What is expected:
All entries must be repeated exactly; do not include the pictures.

Input:
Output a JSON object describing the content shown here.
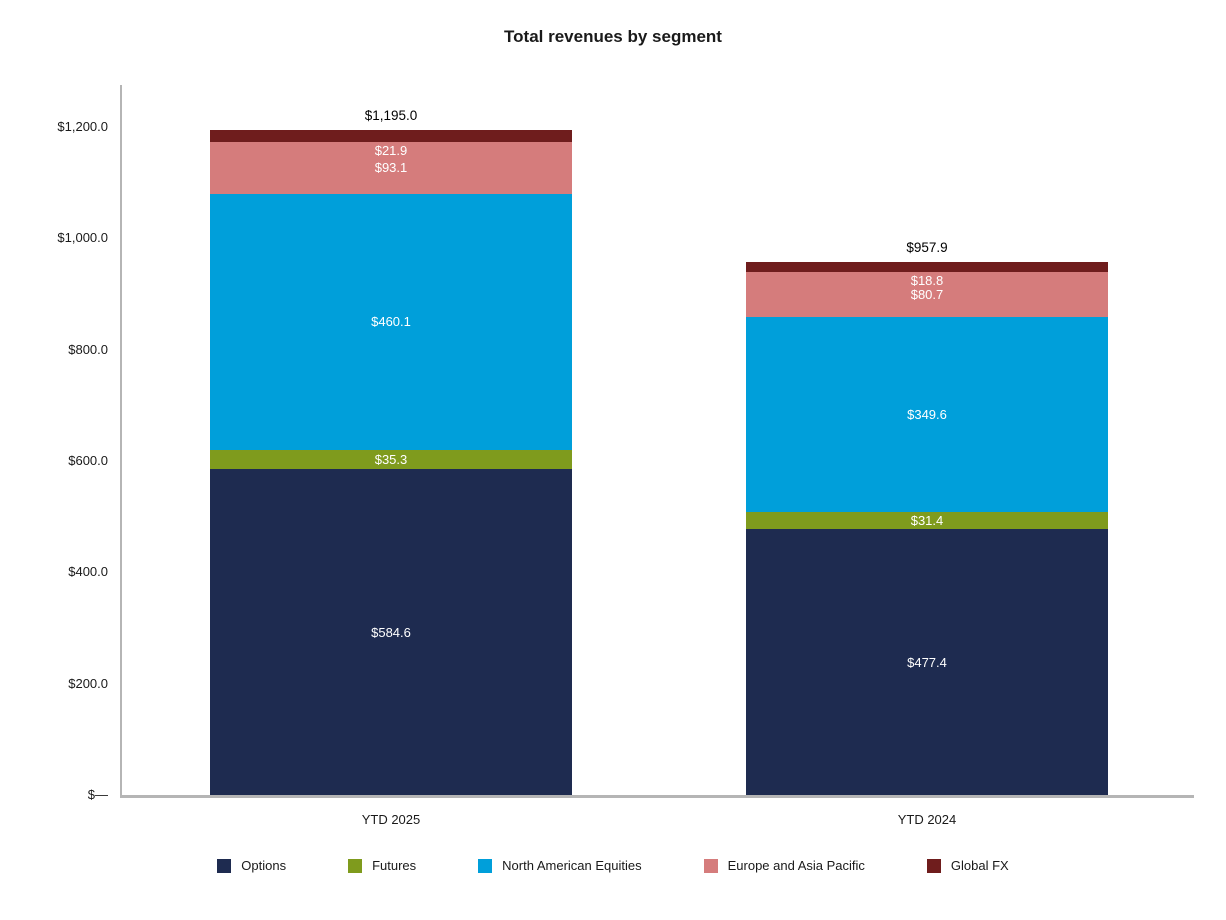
{
  "title": "Total revenues by segment",
  "chart_data": {
    "type": "bar",
    "stacked": true,
    "title": "Total revenues by segment",
    "xlabel": "",
    "ylabel": "",
    "categories": [
      "YTD 2025",
      "YTD 2024"
    ],
    "series": [
      {
        "name": "Options",
        "color": "#1E2B50",
        "values": [
          584.6,
          477.4
        ]
      },
      {
        "name": "Futures",
        "color": "#7F9B1D",
        "values": [
          35.3,
          31.4
        ]
      },
      {
        "name": "North American Equities",
        "color": "#009FDA",
        "values": [
          460.1,
          349.6
        ]
      },
      {
        "name": "Europe and Asia Pacific",
        "color": "#D57C7C",
        "values": [
          93.1,
          80.7
        ]
      },
      {
        "name": "Global FX",
        "color": "#6F1D1D",
        "values": [
          21.9,
          18.8
        ]
      }
    ],
    "totals": [
      1195.0,
      957.9
    ],
    "total_labels": [
      "$1,195.0",
      "$957.9"
    ],
    "segment_labels": [
      [
        "$584.6",
        "$35.3",
        "$460.1",
        "$93.1",
        "$21.9"
      ],
      [
        "$477.4",
        "$31.4",
        "$349.6",
        "$80.7",
        "$18.8"
      ]
    ],
    "y_ticks": [
      {
        "value": 0,
        "label": "$—"
      },
      {
        "value": 200,
        "label": "$200.0"
      },
      {
        "value": 400,
        "label": "$400.0"
      },
      {
        "value": 600,
        "label": "$600.0"
      },
      {
        "value": 800,
        "label": "$800.0"
      },
      {
        "value": 1000,
        "label": "$1,000.0"
      },
      {
        "value": 1200,
        "label": "$1,200.0"
      }
    ],
    "ylim": [
      0,
      1275
    ],
    "grid": false,
    "legend_position": "bottom"
  }
}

Finished answer:
Output a JSON object describing the content shown here.
{
  "title": "Total revenues by segment",
  "chart_data": {
    "type": "bar",
    "stacked": true,
    "title": "Total revenues by segment",
    "xlabel": "",
    "ylabel": "",
    "categories": [
      "YTD 2025",
      "YTD 2024"
    ],
    "series": [
      {
        "name": "Options",
        "color": "#1E2B50",
        "values": [
          584.6,
          477.4
        ]
      },
      {
        "name": "Futures",
        "color": "#7F9B1D",
        "values": [
          35.3,
          31.4
        ]
      },
      {
        "name": "North American Equities",
        "color": "#009FDA",
        "values": [
          460.1,
          349.6
        ]
      },
      {
        "name": "Europe and Asia Pacific",
        "color": "#D57C7C",
        "values": [
          93.1,
          80.7
        ]
      },
      {
        "name": "Global FX",
        "color": "#6F1D1D",
        "values": [
          21.9,
          18.8
        ]
      }
    ],
    "totals": [
      1195.0,
      957.9
    ],
    "total_labels": [
      "$1,195.0",
      "$957.9"
    ],
    "segment_labels": [
      [
        "$584.6",
        "$35.3",
        "$460.1",
        "$93.1",
        "$21.9"
      ],
      [
        "$477.4",
        "$31.4",
        "$349.6",
        "$80.7",
        "$18.8"
      ]
    ],
    "y_ticks": [
      {
        "value": 0,
        "label": "$—"
      },
      {
        "value": 200,
        "label": "$200.0"
      },
      {
        "value": 400,
        "label": "$400.0"
      },
      {
        "value": 600,
        "label": "$600.0"
      },
      {
        "value": 800,
        "label": "$800.0"
      },
      {
        "value": 1000,
        "label": "$1,000.0"
      },
      {
        "value": 1200,
        "label": "$1,200.0"
      }
    ],
    "ylim": [
      0,
      1275
    ],
    "grid": false,
    "legend_position": "bottom"
  }
}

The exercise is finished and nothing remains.